## Start Material for the task

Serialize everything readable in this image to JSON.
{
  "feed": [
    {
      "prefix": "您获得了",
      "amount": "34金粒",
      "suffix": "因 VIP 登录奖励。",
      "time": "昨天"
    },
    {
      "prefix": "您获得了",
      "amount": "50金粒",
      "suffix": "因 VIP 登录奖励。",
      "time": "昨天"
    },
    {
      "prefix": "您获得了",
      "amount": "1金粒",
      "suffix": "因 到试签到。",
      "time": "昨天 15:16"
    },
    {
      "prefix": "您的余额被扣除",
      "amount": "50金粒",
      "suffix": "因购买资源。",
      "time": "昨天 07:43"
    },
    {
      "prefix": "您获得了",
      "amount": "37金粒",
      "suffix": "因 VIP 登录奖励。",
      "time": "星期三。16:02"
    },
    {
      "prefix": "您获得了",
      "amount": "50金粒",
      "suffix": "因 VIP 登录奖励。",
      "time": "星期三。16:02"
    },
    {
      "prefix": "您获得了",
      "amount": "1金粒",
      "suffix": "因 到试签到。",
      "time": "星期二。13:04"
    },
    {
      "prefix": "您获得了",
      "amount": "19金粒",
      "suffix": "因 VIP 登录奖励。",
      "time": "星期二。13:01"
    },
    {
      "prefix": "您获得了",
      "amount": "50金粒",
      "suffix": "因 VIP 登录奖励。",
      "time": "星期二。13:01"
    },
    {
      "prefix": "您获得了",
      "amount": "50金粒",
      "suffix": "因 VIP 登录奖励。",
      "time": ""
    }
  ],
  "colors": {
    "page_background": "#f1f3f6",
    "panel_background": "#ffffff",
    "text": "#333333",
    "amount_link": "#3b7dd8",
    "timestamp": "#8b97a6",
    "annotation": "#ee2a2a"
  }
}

## End Material for the task

What is expected:
The entries above should be repeated exactly, every one of them.

Full solution:
Serialize everything readable in this image to JSON.
{
  "feed": [
    {
      "prefix": "您获得了",
      "amount": "34金粒",
      "suffix": "因 VIP 登录奖励。",
      "time": "昨天"
    },
    {
      "prefix": "您获得了",
      "amount": "50金粒",
      "suffix": "因 VIP 登录奖励。",
      "time": "昨天"
    },
    {
      "prefix": "您获得了",
      "amount": "1金粒",
      "suffix": "因 到试签到。",
      "time": "昨天 15:16"
    },
    {
      "prefix": "您的余额被扣除",
      "amount": "50金粒",
      "suffix": "因购买资源。",
      "time": "昨天 07:43"
    },
    {
      "prefix": "您获得了",
      "amount": "37金粒",
      "suffix": "因 VIP 登录奖励。",
      "time": "星期三。16:02"
    },
    {
      "prefix": "您获得了",
      "amount": "50金粒",
      "suffix": "因 VIP 登录奖励。",
      "time": "星期三。16:02"
    },
    {
      "prefix": "您获得了",
      "amount": "1金粒",
      "suffix": "因 到试签到。",
      "time": "星期二。13:04"
    },
    {
      "prefix": "您获得了",
      "amount": "19金粒",
      "suffix": "因 VIP 登录奖励。",
      "time": "星期二。13:01"
    },
    {
      "prefix": "您获得了",
      "amount": "50金粒",
      "suffix": "因 VIP 登录奖励。",
      "time": "星期二。13:01"
    },
    {
      "prefix": "您获得了",
      "amount": "50金粒",
      "suffix": "因 VIP 登录奖励。",
      "time": ""
    }
  ],
  "colors": {
    "page_background": "#f1f3f6",
    "panel_background": "#ffffff",
    "text": "#333333",
    "amount_link": "#3b7dd8",
    "timestamp": "#8b97a6",
    "annotation": "#ee2a2a"
  }
}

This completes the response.